----- Given data -----

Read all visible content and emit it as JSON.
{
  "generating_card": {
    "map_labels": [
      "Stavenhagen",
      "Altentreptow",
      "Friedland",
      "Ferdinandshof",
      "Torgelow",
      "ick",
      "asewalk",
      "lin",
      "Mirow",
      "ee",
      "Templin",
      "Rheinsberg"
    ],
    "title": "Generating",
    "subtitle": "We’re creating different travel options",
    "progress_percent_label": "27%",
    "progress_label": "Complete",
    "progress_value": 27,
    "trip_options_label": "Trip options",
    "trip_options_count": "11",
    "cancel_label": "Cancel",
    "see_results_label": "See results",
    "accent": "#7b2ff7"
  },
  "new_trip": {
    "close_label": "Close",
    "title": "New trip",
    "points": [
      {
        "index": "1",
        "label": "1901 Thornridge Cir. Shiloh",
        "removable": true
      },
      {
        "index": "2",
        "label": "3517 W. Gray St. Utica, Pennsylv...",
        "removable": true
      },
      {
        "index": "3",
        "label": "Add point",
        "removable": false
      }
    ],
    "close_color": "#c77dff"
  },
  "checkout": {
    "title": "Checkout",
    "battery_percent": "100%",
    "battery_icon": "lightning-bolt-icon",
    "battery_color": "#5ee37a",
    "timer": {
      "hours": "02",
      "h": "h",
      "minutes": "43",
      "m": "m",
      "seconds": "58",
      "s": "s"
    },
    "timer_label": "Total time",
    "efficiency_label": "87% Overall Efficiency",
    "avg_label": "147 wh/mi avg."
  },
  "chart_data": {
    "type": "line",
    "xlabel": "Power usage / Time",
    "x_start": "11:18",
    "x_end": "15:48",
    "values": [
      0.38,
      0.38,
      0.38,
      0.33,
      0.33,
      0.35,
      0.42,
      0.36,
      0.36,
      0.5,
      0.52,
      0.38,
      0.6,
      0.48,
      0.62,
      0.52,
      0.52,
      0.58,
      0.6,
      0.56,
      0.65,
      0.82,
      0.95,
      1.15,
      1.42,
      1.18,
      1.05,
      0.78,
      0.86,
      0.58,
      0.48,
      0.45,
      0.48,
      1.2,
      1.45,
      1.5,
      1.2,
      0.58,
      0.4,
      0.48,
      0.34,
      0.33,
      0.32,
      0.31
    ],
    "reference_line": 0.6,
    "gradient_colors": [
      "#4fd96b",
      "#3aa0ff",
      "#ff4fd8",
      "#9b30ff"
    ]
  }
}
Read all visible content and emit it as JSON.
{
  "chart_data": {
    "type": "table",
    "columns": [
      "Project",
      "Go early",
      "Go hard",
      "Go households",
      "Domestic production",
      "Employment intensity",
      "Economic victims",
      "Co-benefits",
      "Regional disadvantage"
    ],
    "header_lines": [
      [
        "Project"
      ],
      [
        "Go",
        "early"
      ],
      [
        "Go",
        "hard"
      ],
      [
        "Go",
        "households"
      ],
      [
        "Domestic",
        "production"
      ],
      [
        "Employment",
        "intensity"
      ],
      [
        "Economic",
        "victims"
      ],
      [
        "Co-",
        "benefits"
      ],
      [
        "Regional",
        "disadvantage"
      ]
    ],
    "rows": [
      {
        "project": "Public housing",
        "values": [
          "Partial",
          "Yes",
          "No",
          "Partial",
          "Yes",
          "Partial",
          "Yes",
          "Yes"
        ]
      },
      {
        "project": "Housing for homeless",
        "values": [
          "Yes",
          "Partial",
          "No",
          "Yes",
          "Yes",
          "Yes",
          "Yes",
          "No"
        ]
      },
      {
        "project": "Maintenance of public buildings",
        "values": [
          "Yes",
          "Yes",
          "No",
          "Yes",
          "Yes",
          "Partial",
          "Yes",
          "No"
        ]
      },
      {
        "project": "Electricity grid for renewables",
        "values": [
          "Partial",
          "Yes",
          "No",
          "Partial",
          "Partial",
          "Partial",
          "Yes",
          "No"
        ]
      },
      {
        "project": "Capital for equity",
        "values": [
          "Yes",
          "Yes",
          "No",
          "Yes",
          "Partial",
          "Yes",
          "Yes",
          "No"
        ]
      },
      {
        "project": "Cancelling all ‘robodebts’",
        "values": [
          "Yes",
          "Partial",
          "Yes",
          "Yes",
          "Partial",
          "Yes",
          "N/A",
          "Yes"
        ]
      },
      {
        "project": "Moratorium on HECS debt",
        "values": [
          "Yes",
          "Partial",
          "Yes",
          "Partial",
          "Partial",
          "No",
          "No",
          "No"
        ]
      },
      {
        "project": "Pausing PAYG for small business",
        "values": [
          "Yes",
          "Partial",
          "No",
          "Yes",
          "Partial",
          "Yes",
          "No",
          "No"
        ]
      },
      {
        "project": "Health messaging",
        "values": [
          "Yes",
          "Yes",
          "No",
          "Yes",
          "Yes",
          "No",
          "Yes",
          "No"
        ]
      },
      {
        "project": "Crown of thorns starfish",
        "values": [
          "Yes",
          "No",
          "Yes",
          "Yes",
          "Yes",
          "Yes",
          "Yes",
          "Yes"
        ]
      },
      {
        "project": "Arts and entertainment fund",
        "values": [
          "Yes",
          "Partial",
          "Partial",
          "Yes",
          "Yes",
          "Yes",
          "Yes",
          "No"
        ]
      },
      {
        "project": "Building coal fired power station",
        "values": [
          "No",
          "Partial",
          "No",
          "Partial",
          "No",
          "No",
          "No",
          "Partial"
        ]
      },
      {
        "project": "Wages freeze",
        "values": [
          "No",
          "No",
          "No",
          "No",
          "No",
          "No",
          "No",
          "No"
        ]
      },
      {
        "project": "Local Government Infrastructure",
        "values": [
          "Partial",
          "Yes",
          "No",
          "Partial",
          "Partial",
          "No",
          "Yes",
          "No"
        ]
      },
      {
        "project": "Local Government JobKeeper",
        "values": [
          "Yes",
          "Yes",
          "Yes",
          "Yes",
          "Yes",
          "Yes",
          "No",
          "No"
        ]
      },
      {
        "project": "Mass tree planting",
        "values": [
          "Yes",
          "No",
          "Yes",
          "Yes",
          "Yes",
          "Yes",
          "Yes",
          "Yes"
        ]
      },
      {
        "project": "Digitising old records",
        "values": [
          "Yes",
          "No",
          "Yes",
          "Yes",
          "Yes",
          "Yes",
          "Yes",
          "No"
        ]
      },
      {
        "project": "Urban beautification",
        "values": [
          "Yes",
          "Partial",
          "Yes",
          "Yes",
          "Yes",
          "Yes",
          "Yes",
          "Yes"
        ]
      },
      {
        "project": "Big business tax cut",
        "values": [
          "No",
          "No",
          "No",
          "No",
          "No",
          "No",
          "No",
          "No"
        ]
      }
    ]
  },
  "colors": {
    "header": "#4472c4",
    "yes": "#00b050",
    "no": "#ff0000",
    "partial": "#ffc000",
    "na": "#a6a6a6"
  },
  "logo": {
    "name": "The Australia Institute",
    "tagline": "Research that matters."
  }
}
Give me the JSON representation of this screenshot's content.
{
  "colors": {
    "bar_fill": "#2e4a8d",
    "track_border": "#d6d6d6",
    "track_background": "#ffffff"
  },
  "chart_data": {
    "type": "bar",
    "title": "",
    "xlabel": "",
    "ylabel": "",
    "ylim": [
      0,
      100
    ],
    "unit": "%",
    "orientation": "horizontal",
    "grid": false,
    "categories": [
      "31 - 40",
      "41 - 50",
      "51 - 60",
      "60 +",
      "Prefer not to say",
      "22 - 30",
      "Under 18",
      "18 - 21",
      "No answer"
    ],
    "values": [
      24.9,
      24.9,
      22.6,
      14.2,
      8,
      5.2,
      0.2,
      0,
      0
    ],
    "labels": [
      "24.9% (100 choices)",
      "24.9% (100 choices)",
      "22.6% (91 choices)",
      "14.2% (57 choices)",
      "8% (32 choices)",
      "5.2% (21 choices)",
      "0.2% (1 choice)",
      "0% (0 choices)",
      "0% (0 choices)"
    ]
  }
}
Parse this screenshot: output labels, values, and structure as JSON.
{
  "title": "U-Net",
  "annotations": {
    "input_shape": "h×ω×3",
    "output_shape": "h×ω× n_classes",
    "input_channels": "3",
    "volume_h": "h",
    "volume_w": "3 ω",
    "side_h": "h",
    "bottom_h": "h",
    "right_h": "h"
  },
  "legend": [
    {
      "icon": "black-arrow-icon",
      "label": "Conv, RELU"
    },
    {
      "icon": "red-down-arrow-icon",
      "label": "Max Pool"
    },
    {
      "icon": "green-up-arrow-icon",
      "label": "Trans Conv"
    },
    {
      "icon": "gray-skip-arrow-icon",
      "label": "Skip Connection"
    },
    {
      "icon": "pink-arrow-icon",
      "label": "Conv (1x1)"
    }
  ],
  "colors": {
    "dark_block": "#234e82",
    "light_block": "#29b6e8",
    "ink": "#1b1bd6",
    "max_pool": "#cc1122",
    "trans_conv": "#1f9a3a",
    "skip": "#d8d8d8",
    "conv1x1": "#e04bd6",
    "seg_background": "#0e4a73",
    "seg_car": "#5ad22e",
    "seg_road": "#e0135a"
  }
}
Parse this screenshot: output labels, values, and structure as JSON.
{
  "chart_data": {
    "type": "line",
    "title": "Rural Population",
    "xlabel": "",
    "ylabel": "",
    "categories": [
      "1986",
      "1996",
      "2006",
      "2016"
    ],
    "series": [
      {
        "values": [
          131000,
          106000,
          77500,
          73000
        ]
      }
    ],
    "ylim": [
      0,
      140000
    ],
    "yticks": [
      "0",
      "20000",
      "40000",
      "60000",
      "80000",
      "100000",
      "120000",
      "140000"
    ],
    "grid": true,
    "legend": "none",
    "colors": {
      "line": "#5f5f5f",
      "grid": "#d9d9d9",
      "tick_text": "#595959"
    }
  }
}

-----

Go through the listing above and return every line where the word "icon" occurs.

### Reply
    "battery_icon": "lightning-bolt-icon",
      "icon": "black-arrow-icon",
      "icon": "red-down-arrow-icon",
      "icon": "green-up-arrow-icon",
      "icon": "gray-skip-arrow-icon",
      "icon": "pink-arrow-icon",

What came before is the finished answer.